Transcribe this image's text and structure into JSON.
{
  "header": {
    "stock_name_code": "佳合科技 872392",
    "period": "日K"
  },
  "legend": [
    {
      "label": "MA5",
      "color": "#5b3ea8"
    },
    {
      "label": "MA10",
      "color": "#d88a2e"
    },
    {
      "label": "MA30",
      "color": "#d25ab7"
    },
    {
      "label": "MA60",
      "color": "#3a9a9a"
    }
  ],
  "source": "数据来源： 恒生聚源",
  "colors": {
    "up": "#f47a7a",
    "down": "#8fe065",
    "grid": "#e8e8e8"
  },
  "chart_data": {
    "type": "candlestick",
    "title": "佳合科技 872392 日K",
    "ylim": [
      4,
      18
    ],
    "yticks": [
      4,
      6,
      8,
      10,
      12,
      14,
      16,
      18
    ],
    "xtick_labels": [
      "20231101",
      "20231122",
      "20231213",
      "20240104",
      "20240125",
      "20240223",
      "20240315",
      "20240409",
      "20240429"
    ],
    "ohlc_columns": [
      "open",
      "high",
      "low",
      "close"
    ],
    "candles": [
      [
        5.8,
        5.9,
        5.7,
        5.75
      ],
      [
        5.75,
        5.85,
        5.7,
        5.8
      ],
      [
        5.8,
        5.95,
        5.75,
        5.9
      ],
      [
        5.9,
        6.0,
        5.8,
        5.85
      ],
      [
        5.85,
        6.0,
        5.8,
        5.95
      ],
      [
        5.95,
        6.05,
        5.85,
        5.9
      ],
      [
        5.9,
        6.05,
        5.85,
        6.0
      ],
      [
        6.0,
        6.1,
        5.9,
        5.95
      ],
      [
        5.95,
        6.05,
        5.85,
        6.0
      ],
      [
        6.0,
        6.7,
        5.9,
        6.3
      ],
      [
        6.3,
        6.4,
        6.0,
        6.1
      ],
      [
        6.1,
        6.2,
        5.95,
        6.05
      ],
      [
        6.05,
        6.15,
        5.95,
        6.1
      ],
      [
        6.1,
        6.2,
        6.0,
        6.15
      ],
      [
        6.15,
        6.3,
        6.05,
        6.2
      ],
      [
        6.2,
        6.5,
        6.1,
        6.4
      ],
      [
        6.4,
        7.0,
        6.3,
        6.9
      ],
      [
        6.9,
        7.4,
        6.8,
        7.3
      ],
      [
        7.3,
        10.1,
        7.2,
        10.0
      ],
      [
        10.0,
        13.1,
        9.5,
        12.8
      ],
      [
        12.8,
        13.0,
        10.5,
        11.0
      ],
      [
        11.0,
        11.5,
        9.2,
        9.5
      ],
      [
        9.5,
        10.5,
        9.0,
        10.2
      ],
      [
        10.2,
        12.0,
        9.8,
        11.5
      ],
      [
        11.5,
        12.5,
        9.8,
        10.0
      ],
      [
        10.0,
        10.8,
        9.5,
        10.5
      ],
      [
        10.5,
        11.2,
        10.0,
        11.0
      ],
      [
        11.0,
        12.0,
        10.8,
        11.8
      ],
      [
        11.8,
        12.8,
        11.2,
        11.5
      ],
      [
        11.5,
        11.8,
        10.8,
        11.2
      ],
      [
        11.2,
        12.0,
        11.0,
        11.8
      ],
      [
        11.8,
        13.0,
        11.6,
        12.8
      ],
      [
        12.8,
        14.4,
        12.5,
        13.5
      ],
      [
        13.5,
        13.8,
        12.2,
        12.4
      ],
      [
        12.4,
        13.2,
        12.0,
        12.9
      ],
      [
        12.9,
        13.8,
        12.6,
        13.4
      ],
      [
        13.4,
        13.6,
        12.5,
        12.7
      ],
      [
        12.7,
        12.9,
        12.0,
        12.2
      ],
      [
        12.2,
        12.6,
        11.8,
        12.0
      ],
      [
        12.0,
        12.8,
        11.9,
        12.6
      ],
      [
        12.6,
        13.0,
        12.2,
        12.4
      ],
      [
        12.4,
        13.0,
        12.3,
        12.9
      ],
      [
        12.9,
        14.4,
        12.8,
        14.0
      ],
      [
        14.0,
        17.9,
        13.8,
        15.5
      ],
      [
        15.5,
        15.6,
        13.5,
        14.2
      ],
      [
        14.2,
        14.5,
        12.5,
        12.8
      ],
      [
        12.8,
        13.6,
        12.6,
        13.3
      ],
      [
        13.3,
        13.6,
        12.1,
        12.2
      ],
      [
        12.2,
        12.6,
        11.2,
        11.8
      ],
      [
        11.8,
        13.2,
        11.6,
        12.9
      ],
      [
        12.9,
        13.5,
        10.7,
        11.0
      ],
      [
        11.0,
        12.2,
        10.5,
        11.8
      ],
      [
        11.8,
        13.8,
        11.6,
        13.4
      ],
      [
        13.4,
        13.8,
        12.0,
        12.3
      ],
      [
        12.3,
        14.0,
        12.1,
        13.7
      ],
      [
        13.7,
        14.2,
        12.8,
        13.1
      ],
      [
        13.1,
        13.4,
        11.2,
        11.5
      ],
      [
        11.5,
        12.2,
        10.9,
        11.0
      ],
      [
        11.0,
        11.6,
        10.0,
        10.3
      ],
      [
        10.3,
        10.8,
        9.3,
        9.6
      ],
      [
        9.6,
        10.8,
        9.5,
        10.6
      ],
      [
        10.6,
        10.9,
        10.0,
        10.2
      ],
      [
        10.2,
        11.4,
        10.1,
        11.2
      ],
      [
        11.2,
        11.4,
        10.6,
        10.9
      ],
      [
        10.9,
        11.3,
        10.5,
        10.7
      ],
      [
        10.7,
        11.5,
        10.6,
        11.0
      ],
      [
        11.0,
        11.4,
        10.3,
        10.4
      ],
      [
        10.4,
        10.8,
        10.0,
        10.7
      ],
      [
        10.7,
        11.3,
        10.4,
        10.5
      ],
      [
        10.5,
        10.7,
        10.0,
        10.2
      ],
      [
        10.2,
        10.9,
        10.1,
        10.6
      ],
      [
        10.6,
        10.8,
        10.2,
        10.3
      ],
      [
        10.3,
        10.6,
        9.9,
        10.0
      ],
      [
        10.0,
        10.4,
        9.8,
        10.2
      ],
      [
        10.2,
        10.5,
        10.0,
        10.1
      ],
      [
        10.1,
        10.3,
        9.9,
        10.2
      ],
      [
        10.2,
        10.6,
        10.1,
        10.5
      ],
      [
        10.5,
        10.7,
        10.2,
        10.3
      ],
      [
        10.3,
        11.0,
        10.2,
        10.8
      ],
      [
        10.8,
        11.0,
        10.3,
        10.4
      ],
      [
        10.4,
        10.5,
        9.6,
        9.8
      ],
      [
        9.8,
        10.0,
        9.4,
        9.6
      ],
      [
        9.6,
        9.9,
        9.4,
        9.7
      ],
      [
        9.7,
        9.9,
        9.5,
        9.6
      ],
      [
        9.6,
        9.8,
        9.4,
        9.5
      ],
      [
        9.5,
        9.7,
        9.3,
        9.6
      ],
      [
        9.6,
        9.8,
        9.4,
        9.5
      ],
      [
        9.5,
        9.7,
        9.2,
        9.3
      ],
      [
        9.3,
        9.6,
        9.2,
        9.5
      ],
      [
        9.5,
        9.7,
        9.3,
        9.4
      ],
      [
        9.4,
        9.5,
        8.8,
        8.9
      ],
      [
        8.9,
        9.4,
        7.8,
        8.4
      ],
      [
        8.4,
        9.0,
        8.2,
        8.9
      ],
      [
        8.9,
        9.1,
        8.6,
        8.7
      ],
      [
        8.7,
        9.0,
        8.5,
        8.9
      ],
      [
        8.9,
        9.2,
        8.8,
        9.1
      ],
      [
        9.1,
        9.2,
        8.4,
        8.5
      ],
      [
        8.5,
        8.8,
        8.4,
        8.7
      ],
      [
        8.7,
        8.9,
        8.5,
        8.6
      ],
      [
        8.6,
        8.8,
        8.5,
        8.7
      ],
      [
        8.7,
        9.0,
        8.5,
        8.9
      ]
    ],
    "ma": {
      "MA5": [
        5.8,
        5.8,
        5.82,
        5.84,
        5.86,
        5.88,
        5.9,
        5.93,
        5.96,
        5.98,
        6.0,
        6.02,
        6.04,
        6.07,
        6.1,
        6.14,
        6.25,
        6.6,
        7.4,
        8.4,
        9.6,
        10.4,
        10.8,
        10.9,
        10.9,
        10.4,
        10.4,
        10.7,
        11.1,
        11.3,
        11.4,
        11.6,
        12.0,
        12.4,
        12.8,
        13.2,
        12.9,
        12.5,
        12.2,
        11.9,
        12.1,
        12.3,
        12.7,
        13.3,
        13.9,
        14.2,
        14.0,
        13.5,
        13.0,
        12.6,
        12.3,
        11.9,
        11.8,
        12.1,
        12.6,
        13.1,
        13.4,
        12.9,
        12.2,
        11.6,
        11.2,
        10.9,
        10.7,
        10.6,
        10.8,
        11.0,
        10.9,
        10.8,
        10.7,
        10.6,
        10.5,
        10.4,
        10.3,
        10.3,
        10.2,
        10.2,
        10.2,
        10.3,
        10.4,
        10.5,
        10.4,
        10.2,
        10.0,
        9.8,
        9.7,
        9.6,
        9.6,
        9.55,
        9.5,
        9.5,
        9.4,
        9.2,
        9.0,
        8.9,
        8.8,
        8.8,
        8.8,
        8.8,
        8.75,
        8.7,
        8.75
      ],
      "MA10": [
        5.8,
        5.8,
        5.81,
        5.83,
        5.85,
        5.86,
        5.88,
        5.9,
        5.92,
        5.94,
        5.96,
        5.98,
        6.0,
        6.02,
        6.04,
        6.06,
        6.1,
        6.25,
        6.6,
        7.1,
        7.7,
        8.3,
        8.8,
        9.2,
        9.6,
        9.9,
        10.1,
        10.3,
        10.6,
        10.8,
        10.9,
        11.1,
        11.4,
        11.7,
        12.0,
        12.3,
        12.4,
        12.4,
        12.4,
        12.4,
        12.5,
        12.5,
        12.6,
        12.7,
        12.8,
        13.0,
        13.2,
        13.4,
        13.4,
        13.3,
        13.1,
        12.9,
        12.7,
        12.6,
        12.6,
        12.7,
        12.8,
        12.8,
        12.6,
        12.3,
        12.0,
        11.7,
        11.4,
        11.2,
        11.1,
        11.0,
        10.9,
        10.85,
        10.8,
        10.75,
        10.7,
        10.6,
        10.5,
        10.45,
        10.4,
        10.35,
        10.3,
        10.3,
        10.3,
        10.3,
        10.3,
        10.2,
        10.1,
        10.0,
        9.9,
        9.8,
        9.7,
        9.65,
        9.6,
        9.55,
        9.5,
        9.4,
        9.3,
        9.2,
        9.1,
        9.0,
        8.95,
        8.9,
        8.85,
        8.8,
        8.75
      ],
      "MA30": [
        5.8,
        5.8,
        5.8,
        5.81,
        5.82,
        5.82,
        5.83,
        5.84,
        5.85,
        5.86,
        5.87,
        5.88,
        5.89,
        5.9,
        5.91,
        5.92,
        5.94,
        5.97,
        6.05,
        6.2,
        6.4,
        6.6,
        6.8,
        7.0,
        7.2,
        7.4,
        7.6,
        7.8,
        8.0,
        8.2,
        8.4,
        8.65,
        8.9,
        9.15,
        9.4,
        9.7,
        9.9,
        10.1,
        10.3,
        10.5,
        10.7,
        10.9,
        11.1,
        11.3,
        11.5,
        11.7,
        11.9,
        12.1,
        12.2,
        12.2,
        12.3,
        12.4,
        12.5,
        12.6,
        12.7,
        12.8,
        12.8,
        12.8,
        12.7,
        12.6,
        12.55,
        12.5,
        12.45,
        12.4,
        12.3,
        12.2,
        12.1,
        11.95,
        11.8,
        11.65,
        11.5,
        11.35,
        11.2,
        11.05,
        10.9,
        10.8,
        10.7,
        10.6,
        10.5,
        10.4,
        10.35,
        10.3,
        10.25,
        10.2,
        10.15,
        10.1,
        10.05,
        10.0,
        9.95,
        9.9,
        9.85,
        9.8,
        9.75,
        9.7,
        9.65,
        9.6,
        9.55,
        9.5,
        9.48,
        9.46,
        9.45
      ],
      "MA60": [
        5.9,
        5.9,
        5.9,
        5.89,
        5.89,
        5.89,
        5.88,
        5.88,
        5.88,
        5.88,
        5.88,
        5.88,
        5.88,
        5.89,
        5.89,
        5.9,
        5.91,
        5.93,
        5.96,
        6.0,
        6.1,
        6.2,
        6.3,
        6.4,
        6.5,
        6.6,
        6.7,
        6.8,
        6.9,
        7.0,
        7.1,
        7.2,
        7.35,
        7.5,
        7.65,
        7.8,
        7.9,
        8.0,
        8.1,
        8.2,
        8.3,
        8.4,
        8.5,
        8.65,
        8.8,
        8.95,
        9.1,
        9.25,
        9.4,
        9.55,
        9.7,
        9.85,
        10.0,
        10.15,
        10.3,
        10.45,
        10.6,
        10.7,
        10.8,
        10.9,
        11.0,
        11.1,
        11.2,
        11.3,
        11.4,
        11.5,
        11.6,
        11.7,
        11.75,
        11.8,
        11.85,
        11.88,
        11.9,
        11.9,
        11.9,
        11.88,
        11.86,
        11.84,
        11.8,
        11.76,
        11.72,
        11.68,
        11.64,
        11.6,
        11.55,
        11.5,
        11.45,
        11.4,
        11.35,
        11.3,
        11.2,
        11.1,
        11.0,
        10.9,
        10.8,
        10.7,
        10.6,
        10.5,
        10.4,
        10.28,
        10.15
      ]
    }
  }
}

▶ _Work instructions_
Locate the word "佳合科技" in the entries, and copy every line where it is found.

▶ _Response_
    "stock_name_code": "佳合科技 872392",
    "title": "佳合科技 872392 日K",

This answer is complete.